(TEKS SUMBER):

CARA KHILAFAH MEMBERANTAS LGBT
Oleh : KH. Hafidz Abdurrahman
LGBT adalah singkatan dari lesbian, gey, biseks dan transgender. Lesbian adalah sebutan bagi perempuan yang mempunyai kecenderungan dan mencintai sesama perempuan. Gey adalah sebutan bagi laki-laki yang mempunyai kecenderungan dan mencintai sesama laki-laki. Bisek adalah sebutah bagi perempuan dan laki-laki yang mempunyai kecenderungan dan mencintai dua pasangan, sesama perempuan dan atau laki-laki. Sedangkan transgender adalah sebutan bagi perempuan atau laki-laki yang menampilkan diri dengan sosok yang berbeda dengan gendernya.

(INFORMASI HASIL EKSTRAKSI):
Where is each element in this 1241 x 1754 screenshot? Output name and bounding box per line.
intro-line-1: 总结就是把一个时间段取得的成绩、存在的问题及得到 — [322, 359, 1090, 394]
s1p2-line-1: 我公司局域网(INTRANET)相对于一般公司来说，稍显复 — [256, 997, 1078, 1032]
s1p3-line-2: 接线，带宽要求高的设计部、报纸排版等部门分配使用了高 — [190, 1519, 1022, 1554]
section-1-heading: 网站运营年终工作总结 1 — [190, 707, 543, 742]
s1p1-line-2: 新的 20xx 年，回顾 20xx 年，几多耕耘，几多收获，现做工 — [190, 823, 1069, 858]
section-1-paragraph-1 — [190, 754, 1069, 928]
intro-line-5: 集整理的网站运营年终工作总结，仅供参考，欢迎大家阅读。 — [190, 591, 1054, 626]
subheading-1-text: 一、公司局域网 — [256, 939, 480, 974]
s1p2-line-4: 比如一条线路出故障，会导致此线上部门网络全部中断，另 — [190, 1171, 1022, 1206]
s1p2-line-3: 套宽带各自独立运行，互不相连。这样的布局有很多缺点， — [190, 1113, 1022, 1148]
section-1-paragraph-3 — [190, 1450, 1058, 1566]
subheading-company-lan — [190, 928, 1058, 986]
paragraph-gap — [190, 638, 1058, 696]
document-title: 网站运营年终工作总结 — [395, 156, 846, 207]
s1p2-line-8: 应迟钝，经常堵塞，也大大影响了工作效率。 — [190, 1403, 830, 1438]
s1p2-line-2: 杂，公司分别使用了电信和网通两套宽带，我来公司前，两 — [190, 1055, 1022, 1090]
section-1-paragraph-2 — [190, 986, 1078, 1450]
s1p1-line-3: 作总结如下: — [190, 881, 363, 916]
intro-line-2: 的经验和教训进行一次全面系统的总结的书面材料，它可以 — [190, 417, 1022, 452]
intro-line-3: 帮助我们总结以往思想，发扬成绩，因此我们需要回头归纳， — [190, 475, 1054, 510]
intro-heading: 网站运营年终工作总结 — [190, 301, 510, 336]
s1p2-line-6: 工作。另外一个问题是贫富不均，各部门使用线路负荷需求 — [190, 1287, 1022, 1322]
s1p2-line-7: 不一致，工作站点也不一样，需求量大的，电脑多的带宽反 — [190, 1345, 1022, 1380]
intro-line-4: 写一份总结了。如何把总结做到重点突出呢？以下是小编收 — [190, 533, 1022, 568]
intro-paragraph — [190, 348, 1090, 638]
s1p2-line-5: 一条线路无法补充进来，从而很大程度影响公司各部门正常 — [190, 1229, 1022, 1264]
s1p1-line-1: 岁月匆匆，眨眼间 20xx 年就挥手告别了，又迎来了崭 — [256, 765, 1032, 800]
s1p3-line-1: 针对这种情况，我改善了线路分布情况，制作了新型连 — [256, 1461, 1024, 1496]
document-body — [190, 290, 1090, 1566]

(YANG DITANYAKAN):
• a. Tentukan apakah setiap pernyataan berikut sesuai dengan teks tentang LGBT. Jawab ya atau tidak, lalu kutip kata-kata teks yang menentukan jawaban itu.
(i) Lesbian adalah sebutan bagi perempuan yang mencintai sesama perempuan.
(ii) LGBT adalah singkatan dari lesbian, gey, biseks, dan transgender.
(iii) Dalam teks, transgender merupakan sebutan khusus bagi laki-laki saja.
• b. Ketik ulang bagian teks tentang LGBT yang dimulai dengan "CARA KHILAFAH MEMBERANTAS" dan berlanjut sampai "berbeda dengan gendernya.".
• c. Jawablah pertanyaan-pertanyaan berikut berdasarkan teks tentang LGBT.
(i) Siapa nama yang tercantum sebagai penulis di bawah judul?
(ii) Sebutan apa yang diberikan teks bagi laki-laki yang mencintai sesama laki-laki?
(iii) Menurut definisi transgender, sosok yang ditampilkan itu berbeda dengan apa?

(JAWABAN TUGAS):
• a.
(i) Ya: "Lesbian adalah sebutan bagi perempuan yang mempunyai kecenderungan dan mencintai sesama perempuan."
(ii) Ya: "LGBT adalah singkatan dari lesbian, gey, biseks dan transgender."
(iii) Tidak: "transgender adalah sebutan bagi perempuan atau laki-laki yang menampilkan diri dengan sosok yang berbeda dengan gendernya."

• b.
CARA KHILAFAH MEMBERANTAS LGBT
Oleh : KH. Hafidz Abdurrahman
LGBT adalah singkatan dari lesbian, gey, biseks dan transgender. Lesbian adalah sebutan bagi perempuan yang mempunyai kecenderungan dan mencintai sesama perempuan. Gey adalah sebutan bagi laki-laki yang mempunyai kecenderungan dan mencintai sesama laki-laki. Bisek adalah sebutah bagi perempuan dan laki-laki yang mempunyai kecenderungan dan mencintai dua pasangan, sesama perempuan dan atau laki-laki. Sedangkan transgender adalah sebutan bagi perempuan atau laki-laki yang menampilkan diri dengan sosok yang berbeda dengan gendernya.

• c.
(i) KH. Hafidz Abdurrahman
(ii) Gey
(iii) Dengan gendernya